[Dataset listings of figures]
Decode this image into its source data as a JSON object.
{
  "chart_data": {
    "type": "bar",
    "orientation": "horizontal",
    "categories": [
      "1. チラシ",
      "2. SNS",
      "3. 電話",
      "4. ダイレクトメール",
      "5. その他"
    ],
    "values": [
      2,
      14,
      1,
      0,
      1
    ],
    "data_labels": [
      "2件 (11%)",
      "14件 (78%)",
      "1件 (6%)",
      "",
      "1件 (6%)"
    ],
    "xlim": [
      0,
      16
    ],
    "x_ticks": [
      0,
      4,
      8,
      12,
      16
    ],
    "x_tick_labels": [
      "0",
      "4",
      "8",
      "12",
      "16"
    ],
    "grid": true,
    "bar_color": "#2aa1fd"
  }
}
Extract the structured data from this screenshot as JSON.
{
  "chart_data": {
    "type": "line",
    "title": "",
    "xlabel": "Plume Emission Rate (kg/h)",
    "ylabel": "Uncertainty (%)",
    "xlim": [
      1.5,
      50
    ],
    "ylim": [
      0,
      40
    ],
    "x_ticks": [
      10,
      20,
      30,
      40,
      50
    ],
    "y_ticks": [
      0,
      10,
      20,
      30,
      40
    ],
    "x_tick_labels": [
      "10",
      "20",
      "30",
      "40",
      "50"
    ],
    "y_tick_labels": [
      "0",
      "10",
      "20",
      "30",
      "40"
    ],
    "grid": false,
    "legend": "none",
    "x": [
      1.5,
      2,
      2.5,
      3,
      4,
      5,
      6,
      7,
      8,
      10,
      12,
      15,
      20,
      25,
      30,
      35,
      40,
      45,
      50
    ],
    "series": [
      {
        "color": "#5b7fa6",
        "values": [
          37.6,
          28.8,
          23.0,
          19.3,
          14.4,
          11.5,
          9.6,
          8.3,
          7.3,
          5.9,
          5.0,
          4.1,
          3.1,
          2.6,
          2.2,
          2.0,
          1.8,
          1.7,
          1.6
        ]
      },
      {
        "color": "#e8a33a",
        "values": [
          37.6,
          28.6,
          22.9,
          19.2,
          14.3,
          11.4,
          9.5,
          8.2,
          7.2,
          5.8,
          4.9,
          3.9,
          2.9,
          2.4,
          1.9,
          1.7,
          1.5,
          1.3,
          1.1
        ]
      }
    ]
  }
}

◆ **WHAT YOU NEED TO DO**:
Reproduce the data in its entirety, matching each character.

◆ **TASK ANSWER**:
Decode this image into its source data as a JSON object.
{
  "chart_data": {
    "type": "bar",
    "orientation": "horizontal",
    "categories": [
      "1. チラシ",
      "2. SNS",
      "3. 電話",
      "4. ダイレクトメール",
      "5. その他"
    ],
    "values": [
      2,
      14,
      1,
      0,
      1
    ],
    "data_labels": [
      "2件 (11%)",
      "14件 (78%)",
      "1件 (6%)",
      "",
      "1件 (6%)"
    ],
    "xlim": [
      0,
      16
    ],
    "x_ticks": [
      0,
      4,
      8,
      12,
      16
    ],
    "x_tick_labels": [
      "0",
      "4",
      "8",
      "12",
      "16"
    ],
    "grid": true,
    "bar_color": "#2aa1fd"
  }
}
Extract the structured data from this screenshot as JSON.
{
  "chart_data": {
    "type": "line",
    "title": "",
    "xlabel": "Plume Emission Rate (kg/h)",
    "ylabel": "Uncertainty (%)",
    "xlim": [
      1.5,
      50
    ],
    "ylim": [
      0,
      40
    ],
    "x_ticks": [
      10,
      20,
      30,
      40,
      50
    ],
    "y_ticks": [
      0,
      10,
      20,
      30,
      40
    ],
    "x_tick_labels": [
      "10",
      "20",
      "30",
      "40",
      "50"
    ],
    "y_tick_labels": [
      "0",
      "10",
      "20",
      "30",
      "40"
    ],
    "grid": false,
    "legend": "none",
    "x": [
      1.5,
      2,
      2.5,
      3,
      4,
      5,
      6,
      7,
      8,
      10,
      12,
      15,
      20,
      25,
      30,
      35,
      40,
      45,
      50
    ],
    "series": [
      {
        "color": "#5b7fa6",
        "values": [
          37.6,
          28.8,
          23.0,
          19.3,
          14.4,
          11.5,
          9.6,
          8.3,
          7.3,
          5.9,
          5.0,
          4.1,
          3.1,
          2.6,
          2.2,
          2.0,
          1.8,
          1.7,
          1.6
        ]
      },
      {
        "color": "#e8a33a",
        "values": [
          37.6,
          28.6,
          22.9,
          19.2,
          14.3,
          11.4,
          9.5,
          8.2,
          7.2,
          5.8,
          4.9,
          3.9,
          2.9,
          2.4,
          1.9,
          1.7,
          1.5,
          1.3,
          1.1
        ]
      }
    ]
  }
}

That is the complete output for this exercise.